**YOUR INSTRUCTIONS:** Write out all of the records precisely. Skip anything that is a picture.

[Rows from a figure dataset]
+---+

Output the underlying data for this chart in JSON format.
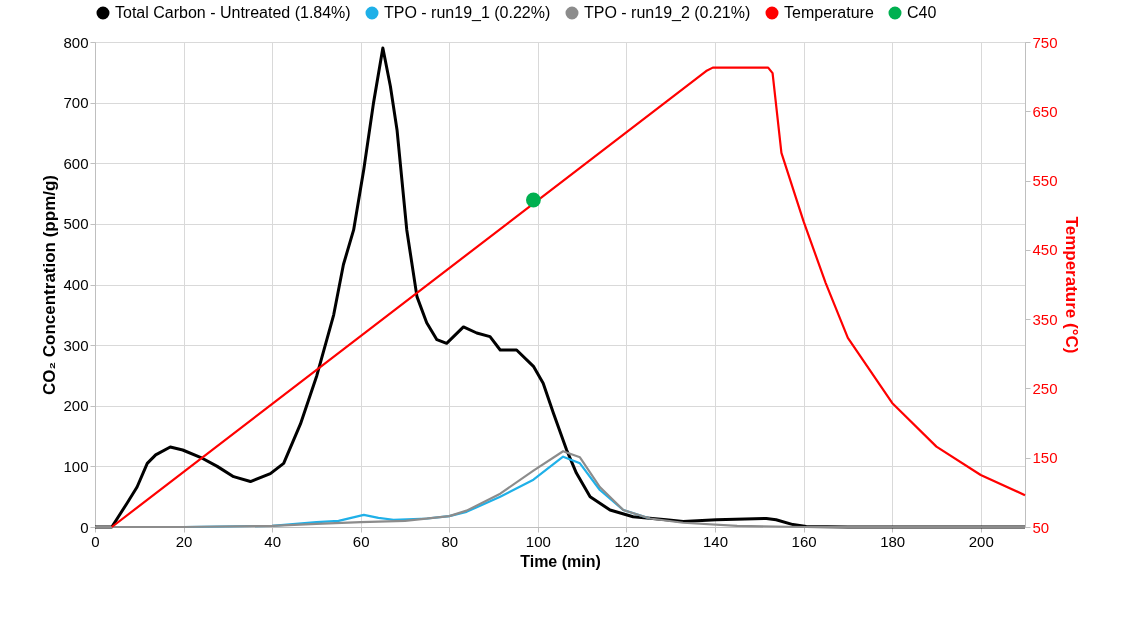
{
  "chart_data": {
    "type": "line",
    "xlabel": "Time (min)",
    "ylabel": "CO₂ Concentration (ppm/g)",
    "y2label": "Temperature (°C)",
    "xlim": [
      0,
      210
    ],
    "xticks": [
      0,
      20,
      40,
      60,
      80,
      100,
      120,
      140,
      160,
      180,
      200
    ],
    "ylim": [
      0,
      800
    ],
    "yticks": [
      0,
      100,
      200,
      300,
      400,
      500,
      600,
      700,
      800
    ],
    "y2lim": [
      50,
      750
    ],
    "y2ticks": [
      50,
      150,
      250,
      350,
      450,
      550,
      650,
      750
    ],
    "grid": true,
    "legend": "top",
    "marker": "none",
    "line_style": "solid",
    "series": [
      {
        "name": "Total Carbon - Untreated (1.84%)",
        "color": "#000000",
        "x": [
          0,
          3.8,
          7.3,
          9.5,
          11.8,
          13.7,
          17,
          19.8,
          23.8,
          27.6,
          31.3,
          35.1,
          39.6,
          42.6,
          46.4,
          50.1,
          53.9,
          56.1,
          58.4,
          60.7,
          62.9,
          65,
          66.7,
          68.2,
          70.4,
          72.7,
          74.9,
          77.2,
          79.4,
          83.2,
          86.2,
          89.2,
          91.5,
          95.2,
          99,
          101.2,
          103.5,
          106.5,
          108.7,
          111.8,
          116.3,
          121.5,
          129,
          132.8,
          140.3,
          151.6,
          153.8,
          157.6,
          160.6,
          170,
          190,
          210
        ],
        "values": [
          0,
          0,
          40,
          66,
          105,
          119,
          132,
          127,
          115,
          100,
          83,
          75,
          88,
          105,
          170,
          250,
          350,
          433,
          490,
          590,
          700,
          790,
          727,
          655,
          490,
          380,
          337,
          309,
          303,
          330,
          320,
          314,
          292,
          292,
          265,
          237,
          188,
          127,
          89,
          50,
          28,
          17,
          12,
          9,
          12,
          14,
          12,
          4,
          1,
          0,
          0,
          0
        ]
      },
      {
        "name": "TPO - run19_1 (0.22%)",
        "color": "#1fb0e8",
        "x": [
          0,
          20,
          40,
          50,
          55,
          60.7,
          64,
          67.4,
          75,
          80,
          83.9,
          91.5,
          99,
          105.7,
          109.5,
          114,
          119.3,
          125.3
        ],
        "values": [
          0,
          0,
          2,
          8,
          10,
          20,
          15,
          12,
          14,
          18,
          25,
          50,
          78,
          116,
          105,
          61,
          28,
          14
        ]
      },
      {
        "name": "TPO - run19_2 (0.21%)",
        "color": "#8c8c8c",
        "x": [
          0,
          20,
          40,
          50,
          60,
          70,
          80,
          83.9,
          91.5,
          99,
          105.7,
          109.5,
          114,
          119.3,
          125.3,
          132.8,
          145,
          160,
          210
        ],
        "values": [
          0,
          0,
          2,
          5,
          8,
          10,
          18,
          27,
          55,
          93,
          125,
          115,
          66,
          28,
          14,
          7,
          2,
          0,
          0
        ]
      },
      {
        "name": "Temperature",
        "color": "#ff0000",
        "axis": "y2",
        "x": [
          3.8,
          138,
          139.5,
          152,
          153,
          155,
          160,
          165,
          170,
          180,
          190,
          200,
          210
        ],
        "values": [
          50,
          708,
          713,
          713,
          705,
          590,
          491,
          402,
          323,
          229,
          166,
          125,
          96
        ]
      },
      {
        "name": "C40",
        "color": "#00b050",
        "type": "scatter",
        "marker": "circle",
        "axis": "y2",
        "x": [
          99
        ],
        "values": [
          522
        ]
      }
    ]
  }
}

+---+

**THE ANSWER:**
Output the underlying data for this chart in JSON format.
{
  "chart_data": {
    "type": "line",
    "xlabel": "Time (min)",
    "ylabel": "CO₂ Concentration (ppm/g)",
    "y2label": "Temperature (°C)",
    "xlim": [
      0,
      210
    ],
    "xticks": [
      0,
      20,
      40,
      60,
      80,
      100,
      120,
      140,
      160,
      180,
      200
    ],
    "ylim": [
      0,
      800
    ],
    "yticks": [
      0,
      100,
      200,
      300,
      400,
      500,
      600,
      700,
      800
    ],
    "y2lim": [
      50,
      750
    ],
    "y2ticks": [
      50,
      150,
      250,
      350,
      450,
      550,
      650,
      750
    ],
    "grid": true,
    "legend": "top",
    "marker": "none",
    "line_style": "solid",
    "series": [
      {
        "name": "Total Carbon - Untreated (1.84%)",
        "color": "#000000",
        "x": [
          0,
          3.8,
          7.3,
          9.5,
          11.8,
          13.7,
          17,
          19.8,
          23.8,
          27.6,
          31.3,
          35.1,
          39.6,
          42.6,
          46.4,
          50.1,
          53.9,
          56.1,
          58.4,
          60.7,
          62.9,
          65,
          66.7,
          68.2,
          70.4,
          72.7,
          74.9,
          77.2,
          79.4,
          83.2,
          86.2,
          89.2,
          91.5,
          95.2,
          99,
          101.2,
          103.5,
          106.5,
          108.7,
          111.8,
          116.3,
          121.5,
          129,
          132.8,
          140.3,
          151.6,
          153.8,
          157.6,
          160.6,
          170,
          190,
          210
        ],
        "values": [
          0,
          0,
          40,
          66,
          105,
          119,
          132,
          127,
          115,
          100,
          83,
          75,
          88,
          105,
          170,
          250,
          350,
          433,
          490,
          590,
          700,
          790,
          727,
          655,
          490,
          380,
          337,
          309,
          303,
          330,
          320,
          314,
          292,
          292,
          265,
          237,
          188,
          127,
          89,
          50,
          28,
          17,
          12,
          9,
          12,
          14,
          12,
          4,
          1,
          0,
          0,
          0
        ]
      },
      {
        "name": "TPO - run19_1 (0.22%)",
        "color": "#1fb0e8",
        "x": [
          0,
          20,
          40,
          50,
          55,
          60.7,
          64,
          67.4,
          75,
          80,
          83.9,
          91.5,
          99,
          105.7,
          109.5,
          114,
          119.3,
          125.3
        ],
        "values": [
          0,
          0,
          2,
          8,
          10,
          20,
          15,
          12,
          14,
          18,
          25,
          50,
          78,
          116,
          105,
          61,
          28,
          14
        ]
      },
      {
        "name": "TPO - run19_2 (0.21%)",
        "color": "#8c8c8c",
        "x": [
          0,
          20,
          40,
          50,
          60,
          70,
          80,
          83.9,
          91.5,
          99,
          105.7,
          109.5,
          114,
          119.3,
          125.3,
          132.8,
          145,
          160,
          210
        ],
        "values": [
          0,
          0,
          2,
          5,
          8,
          10,
          18,
          27,
          55,
          93,
          125,
          115,
          66,
          28,
          14,
          7,
          2,
          0,
          0
        ]
      },
      {
        "name": "Temperature",
        "color": "#ff0000",
        "axis": "y2",
        "x": [
          3.8,
          138,
          139.5,
          152,
          153,
          155,
          160,
          165,
          170,
          180,
          190,
          200,
          210
        ],
        "values": [
          50,
          708,
          713,
          713,
          705,
          590,
          491,
          402,
          323,
          229,
          166,
          125,
          96
        ]
      },
      {
        "name": "C40",
        "color": "#00b050",
        "type": "scatter",
        "marker": "circle",
        "axis": "y2",
        "x": [
          99
        ],
        "values": [
          522
        ]
      }
    ]
  }
}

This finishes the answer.